• [Description of the task] Restate the data below word for word. Skip any images it contains.

• [Stored rows]
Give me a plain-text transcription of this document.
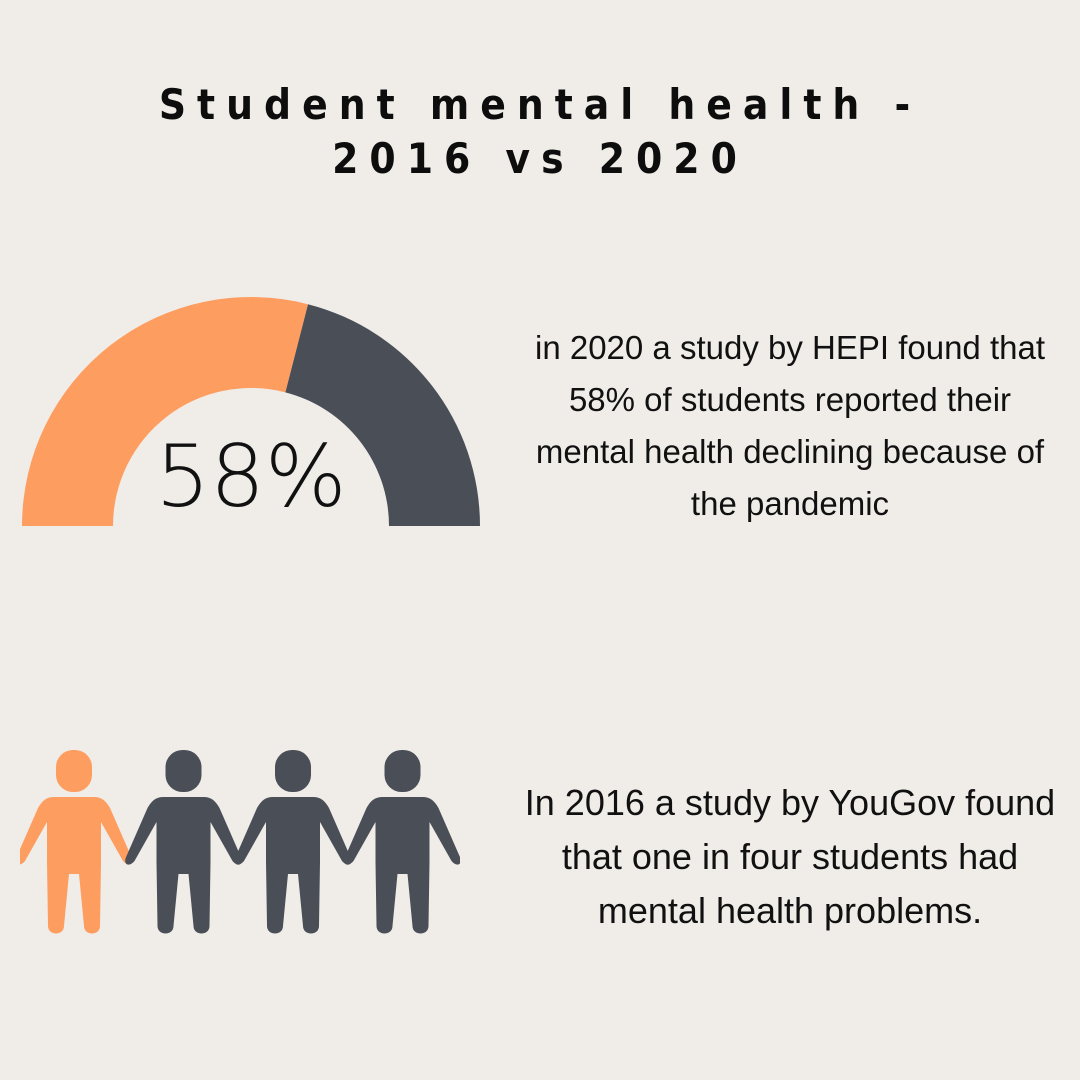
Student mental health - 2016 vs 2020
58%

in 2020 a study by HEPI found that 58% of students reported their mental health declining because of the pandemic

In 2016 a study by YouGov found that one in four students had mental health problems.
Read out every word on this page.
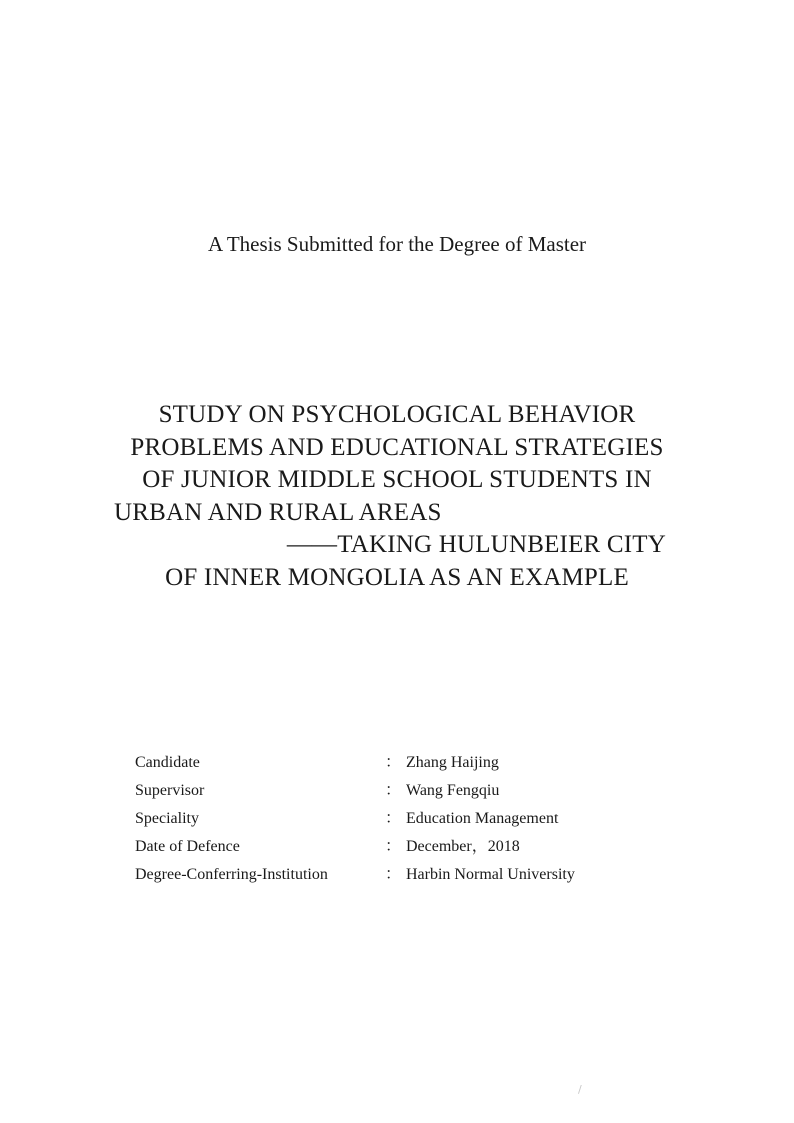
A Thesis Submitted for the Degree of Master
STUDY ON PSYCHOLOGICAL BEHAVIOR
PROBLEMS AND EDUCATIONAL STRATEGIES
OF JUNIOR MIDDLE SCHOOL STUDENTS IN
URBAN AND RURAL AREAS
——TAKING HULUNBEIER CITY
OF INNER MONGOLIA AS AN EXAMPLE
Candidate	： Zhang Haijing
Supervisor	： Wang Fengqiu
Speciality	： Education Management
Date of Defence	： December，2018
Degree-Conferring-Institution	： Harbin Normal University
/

• [Result]
Give me a plain-text transcription of this document.
Student mental health - 2016 vs 2020
58%

in 2020 a study by HEPI found that 58% of students reported their mental health declining because of the pandemic

In 2016 a study by YouGov found that one in four students had mental health problems.
Read out every word on this page.
A Thesis Submitted for the Degree of Master
STUDY ON PSYCHOLOGICAL BEHAVIOR
PROBLEMS AND EDUCATIONAL STRATEGIES
OF JUNIOR MIDDLE SCHOOL STUDENTS IN
URBAN AND RURAL AREAS
——TAKING HULUNBEIER CITY
OF INNER MONGOLIA AS AN EXAMPLE
Candidate	： Zhang Haijing
Supervisor	： Wang Fengqiu
Speciality	： Education Management
Date of Defence	： December，2018
Degree-Conferring-Institution	： Harbin Normal University
/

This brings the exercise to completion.